§ **What to do**: Select every line holding the word "letter" and copy it.

§ **Data**:
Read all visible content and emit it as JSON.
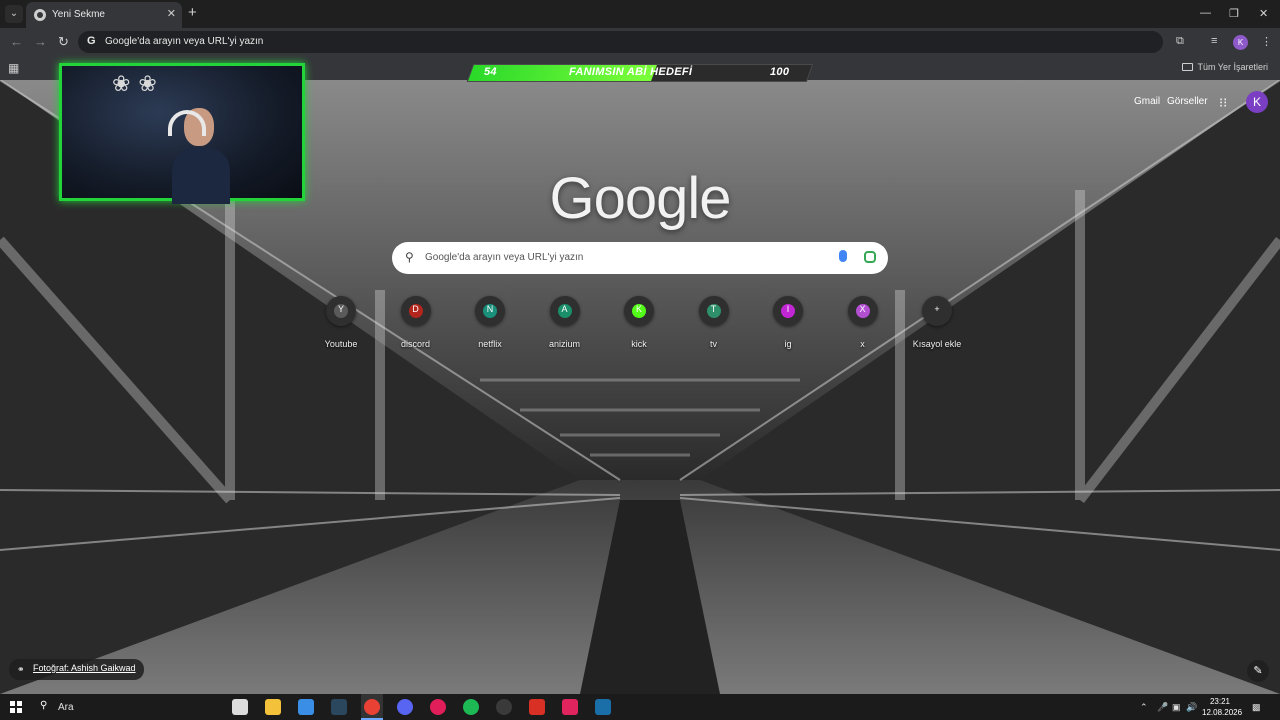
{
  "browser": {
    "tab_title": "Yeni Sekme",
    "omnibox_placeholder": "Google'da arayın veya URL'yi yazın",
    "profile_initial": "K",
    "bookmarks_folder": "Tüm Yer İşaretleri"
  },
  "stream_goal": {
    "current": "54",
    "label": "FANIMSIN ABİ HEDEFİ",
    "target": "100",
    "progress_fraction": 0.54
  },
  "ntp": {
    "links": {
      "gmail": "Gmail",
      "images": "Görseller"
    },
    "profile_initial": "K",
    "logo": "Google",
    "search_placeholder": "Google'da arayın veya URL'yi yazın",
    "shortcuts": [
      {
        "label": "Youtube",
        "letter": "Y",
        "color": "#5a5a5a"
      },
      {
        "label": "discord",
        "letter": "D",
        "color": "#b3261e"
      },
      {
        "label": "netflix",
        "letter": "N",
        "color": "#1a8f7a"
      },
      {
        "label": "anizium",
        "letter": "A",
        "color": "#1a8f6a"
      },
      {
        "label": "kick",
        "letter": "K",
        "color": "#53fc18"
      },
      {
        "label": "tv",
        "letter": "T",
        "color": "#2f8f6a"
      },
      {
        "label": "ig",
        "letter": "I",
        "color": "#c026d3"
      },
      {
        "label": "x",
        "letter": "X",
        "color": "#b34fd1"
      },
      {
        "label": "Kısayol ekle",
        "letter": "+",
        "color": "#2f2f2f"
      }
    ],
    "credit": "Fotoğraf: Ashish Gaikwad"
  },
  "taskbar": {
    "search_label": "Ara",
    "time": "23:21",
    "date": "12.08.2026",
    "apps": [
      {
        "name": "task-view",
        "color": "#dcdcdc"
      },
      {
        "name": "file-explorer",
        "color": "#f3c13a"
      },
      {
        "name": "store",
        "color": "#3a8ee6"
      },
      {
        "name": "steam",
        "color": "#2a475e"
      },
      {
        "name": "chrome",
        "color": "#e94235"
      },
      {
        "name": "discord",
        "color": "#5865f2"
      },
      {
        "name": "media",
        "color": "#e01e5a"
      },
      {
        "name": "spotify",
        "color": "#1db954"
      },
      {
        "name": "obs",
        "color": "#3a3a3a"
      },
      {
        "name": "recorder",
        "color": "#d93025"
      },
      {
        "name": "tool",
        "color": "#e0245e"
      },
      {
        "name": "steam-2",
        "color": "#1b6fa8"
      }
    ]
  }
}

§ **In response**:
        "letter": "Y",
        "letter": "D",
        "letter": "N",
        "letter": "A",
        "letter": "K",
        "letter": "T",
        "letter": "I",
        "letter": "X",
        "letter": "+",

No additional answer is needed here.